start
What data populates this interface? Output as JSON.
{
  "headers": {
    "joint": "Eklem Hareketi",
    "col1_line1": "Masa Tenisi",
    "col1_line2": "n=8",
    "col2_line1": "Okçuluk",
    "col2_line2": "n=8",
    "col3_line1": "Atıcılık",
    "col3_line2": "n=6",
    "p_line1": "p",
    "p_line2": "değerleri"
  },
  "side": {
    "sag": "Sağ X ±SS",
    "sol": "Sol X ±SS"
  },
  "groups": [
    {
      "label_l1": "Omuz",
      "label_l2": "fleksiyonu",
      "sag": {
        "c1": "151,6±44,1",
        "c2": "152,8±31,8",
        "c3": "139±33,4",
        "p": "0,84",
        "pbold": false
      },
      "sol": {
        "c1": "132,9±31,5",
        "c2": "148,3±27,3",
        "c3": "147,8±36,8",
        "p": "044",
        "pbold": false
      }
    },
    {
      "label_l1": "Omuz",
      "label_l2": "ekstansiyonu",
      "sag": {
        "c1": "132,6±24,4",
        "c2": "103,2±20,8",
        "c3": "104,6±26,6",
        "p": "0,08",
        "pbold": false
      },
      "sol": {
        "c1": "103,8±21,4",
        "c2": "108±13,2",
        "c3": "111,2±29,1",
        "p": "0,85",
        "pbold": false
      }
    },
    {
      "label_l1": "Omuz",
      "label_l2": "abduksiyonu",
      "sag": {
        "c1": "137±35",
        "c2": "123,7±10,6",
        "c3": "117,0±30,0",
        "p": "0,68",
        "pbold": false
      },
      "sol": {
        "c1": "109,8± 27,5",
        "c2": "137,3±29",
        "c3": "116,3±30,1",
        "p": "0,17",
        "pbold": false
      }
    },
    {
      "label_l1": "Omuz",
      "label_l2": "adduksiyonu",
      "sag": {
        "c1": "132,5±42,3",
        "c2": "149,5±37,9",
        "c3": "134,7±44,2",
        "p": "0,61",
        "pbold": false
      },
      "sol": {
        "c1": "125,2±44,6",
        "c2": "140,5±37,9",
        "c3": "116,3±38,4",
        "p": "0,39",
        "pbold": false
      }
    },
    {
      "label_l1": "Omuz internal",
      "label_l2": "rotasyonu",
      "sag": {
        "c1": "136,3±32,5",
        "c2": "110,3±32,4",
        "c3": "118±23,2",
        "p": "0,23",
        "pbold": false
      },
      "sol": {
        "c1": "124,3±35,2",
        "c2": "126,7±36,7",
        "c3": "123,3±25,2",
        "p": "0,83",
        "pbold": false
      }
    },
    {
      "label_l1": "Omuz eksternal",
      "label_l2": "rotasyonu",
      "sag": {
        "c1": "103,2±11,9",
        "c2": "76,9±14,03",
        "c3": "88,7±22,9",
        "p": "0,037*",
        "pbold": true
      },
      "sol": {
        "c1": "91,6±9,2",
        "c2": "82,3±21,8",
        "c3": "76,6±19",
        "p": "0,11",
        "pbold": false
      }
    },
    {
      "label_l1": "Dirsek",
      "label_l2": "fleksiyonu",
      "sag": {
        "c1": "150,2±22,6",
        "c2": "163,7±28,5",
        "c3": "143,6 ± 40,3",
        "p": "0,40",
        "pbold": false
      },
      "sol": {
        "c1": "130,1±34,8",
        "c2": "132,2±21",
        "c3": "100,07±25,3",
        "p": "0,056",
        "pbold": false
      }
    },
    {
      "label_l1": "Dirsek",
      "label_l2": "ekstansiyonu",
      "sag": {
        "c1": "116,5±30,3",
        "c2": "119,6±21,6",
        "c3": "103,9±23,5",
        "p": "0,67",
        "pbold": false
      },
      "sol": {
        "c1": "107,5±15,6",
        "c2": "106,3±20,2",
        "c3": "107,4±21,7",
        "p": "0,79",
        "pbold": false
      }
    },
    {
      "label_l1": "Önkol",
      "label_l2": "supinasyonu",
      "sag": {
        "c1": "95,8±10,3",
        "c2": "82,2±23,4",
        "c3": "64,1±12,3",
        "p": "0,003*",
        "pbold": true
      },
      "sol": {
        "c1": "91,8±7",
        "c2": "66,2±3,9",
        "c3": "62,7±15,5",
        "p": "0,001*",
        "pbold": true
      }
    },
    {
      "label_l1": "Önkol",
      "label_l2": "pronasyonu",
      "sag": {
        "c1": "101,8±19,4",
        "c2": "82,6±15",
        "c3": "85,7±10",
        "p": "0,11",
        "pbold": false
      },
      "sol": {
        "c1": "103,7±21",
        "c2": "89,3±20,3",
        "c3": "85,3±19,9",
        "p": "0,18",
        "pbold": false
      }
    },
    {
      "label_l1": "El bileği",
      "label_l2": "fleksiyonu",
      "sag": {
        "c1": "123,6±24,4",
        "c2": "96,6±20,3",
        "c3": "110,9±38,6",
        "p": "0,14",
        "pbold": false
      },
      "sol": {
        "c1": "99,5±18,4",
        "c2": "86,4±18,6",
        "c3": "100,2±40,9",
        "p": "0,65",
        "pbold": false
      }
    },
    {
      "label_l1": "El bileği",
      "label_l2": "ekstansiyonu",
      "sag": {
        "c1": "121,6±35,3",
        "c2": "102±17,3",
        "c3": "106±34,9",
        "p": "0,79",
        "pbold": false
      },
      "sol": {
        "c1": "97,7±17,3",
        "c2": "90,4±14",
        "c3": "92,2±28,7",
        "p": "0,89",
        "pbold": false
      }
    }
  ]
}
end
Retype every entry word for word.

#### [Expected answer]
What data populates this interface? Output as JSON.
{
  "headers": {
    "joint": "Eklem Hareketi",
    "col1_line1": "Masa Tenisi",
    "col1_line2": "n=8",
    "col2_line1": "Okçuluk",
    "col2_line2": "n=8",
    "col3_line1": "Atıcılık",
    "col3_line2": "n=6",
    "p_line1": "p",
    "p_line2": "değerleri"
  },
  "side": {
    "sag": "Sağ X ±SS",
    "sol": "Sol X ±SS"
  },
  "groups": [
    {
      "label_l1": "Omuz",
      "label_l2": "fleksiyonu",
      "sag": {
        "c1": "151,6±44,1",
        "c2": "152,8±31,8",
        "c3": "139±33,4",
        "p": "0,84",
        "pbold": false
      },
      "sol": {
        "c1": "132,9±31,5",
        "c2": "148,3±27,3",
        "c3": "147,8±36,8",
        "p": "044",
        "pbold": false
      }
    },
    {
      "label_l1": "Omuz",
      "label_l2": "ekstansiyonu",
      "sag": {
        "c1": "132,6±24,4",
        "c2": "103,2±20,8",
        "c3": "104,6±26,6",
        "p": "0,08",
        "pbold": false
      },
      "sol": {
        "c1": "103,8±21,4",
        "c2": "108±13,2",
        "c3": "111,2±29,1",
        "p": "0,85",
        "pbold": false
      }
    },
    {
      "label_l1": "Omuz",
      "label_l2": "abduksiyonu",
      "sag": {
        "c1": "137±35",
        "c2": "123,7±10,6",
        "c3": "117,0±30,0",
        "p": "0,68",
        "pbold": false
      },
      "sol": {
        "c1": "109,8± 27,5",
        "c2": "137,3±29",
        "c3": "116,3±30,1",
        "p": "0,17",
        "pbold": false
      }
    },
    {
      "label_l1": "Omuz",
      "label_l2": "adduksiyonu",
      "sag": {
        "c1": "132,5±42,3",
        "c2": "149,5±37,9",
        "c3": "134,7±44,2",
        "p": "0,61",
        "pbold": false
      },
      "sol": {
        "c1": "125,2±44,6",
        "c2": "140,5±37,9",
        "c3": "116,3±38,4",
        "p": "0,39",
        "pbold": false
      }
    },
    {
      "label_l1": "Omuz internal",
      "label_l2": "rotasyonu",
      "sag": {
        "c1": "136,3±32,5",
        "c2": "110,3±32,4",
        "c3": "118±23,2",
        "p": "0,23",
        "pbold": false
      },
      "sol": {
        "c1": "124,3±35,2",
        "c2": "126,7±36,7",
        "c3": "123,3±25,2",
        "p": "0,83",
        "pbold": false
      }
    },
    {
      "label_l1": "Omuz eksternal",
      "label_l2": "rotasyonu",
      "sag": {
        "c1": "103,2±11,9",
        "c2": "76,9±14,03",
        "c3": "88,7±22,9",
        "p": "0,037*",
        "pbold": true
      },
      "sol": {
        "c1": "91,6±9,2",
        "c2": "82,3±21,8",
        "c3": "76,6±19",
        "p": "0,11",
        "pbold": false
      }
    },
    {
      "label_l1": "Dirsek",
      "label_l2": "fleksiyonu",
      "sag": {
        "c1": "150,2±22,6",
        "c2": "163,7±28,5",
        "c3": "143,6 ± 40,3",
        "p": "0,40",
        "pbold": false
      },
      "sol": {
        "c1": "130,1±34,8",
        "c2": "132,2±21",
        "c3": "100,07±25,3",
        "p": "0,056",
        "pbold": false
      }
    },
    {
      "label_l1": "Dirsek",
      "label_l2": "ekstansiyonu",
      "sag": {
        "c1": "116,5±30,3",
        "c2": "119,6±21,6",
        "c3": "103,9±23,5",
        "p": "0,67",
        "pbold": false
      },
      "sol": {
        "c1": "107,5±15,6",
        "c2": "106,3±20,2",
        "c3": "107,4±21,7",
        "p": "0,79",
        "pbold": false
      }
    },
    {
      "label_l1": "Önkol",
      "label_l2": "supinasyonu",
      "sag": {
        "c1": "95,8±10,3",
        "c2": "82,2±23,4",
        "c3": "64,1±12,3",
        "p": "0,003*",
        "pbold": true
      },
      "sol": {
        "c1": "91,8±7",
        "c2": "66,2±3,9",
        "c3": "62,7±15,5",
        "p": "0,001*",
        "pbold": true
      }
    },
    {
      "label_l1": "Önkol",
      "label_l2": "pronasyonu",
      "sag": {
        "c1": "101,8±19,4",
        "c2": "82,6±15",
        "c3": "85,7±10",
        "p": "0,11",
        "pbold": false
      },
      "sol": {
        "c1": "103,7±21",
        "c2": "89,3±20,3",
        "c3": "85,3±19,9",
        "p": "0,18",
        "pbold": false
      }
    },
    {
      "label_l1": "El bileği",
      "label_l2": "fleksiyonu",
      "sag": {
        "c1": "123,6±24,4",
        "c2": "96,6±20,3",
        "c3": "110,9±38,6",
        "p": "0,14",
        "pbold": false
      },
      "sol": {
        "c1": "99,5±18,4",
        "c2": "86,4±18,6",
        "c3": "100,2±40,9",
        "p": "0,65",
        "pbold": false
      }
    },
    {
      "label_l1": "El bileği",
      "label_l2": "ekstansiyonu",
      "sag": {
        "c1": "121,6±35,3",
        "c2": "102±17,3",
        "c3": "106±34,9",
        "p": "0,79",
        "pbold": false
      },
      "sol": {
        "c1": "97,7±17,3",
        "c2": "90,4±14",
        "c3": "92,2±28,7",
        "p": "0,89",
        "pbold": false
      }
    }
  ]
}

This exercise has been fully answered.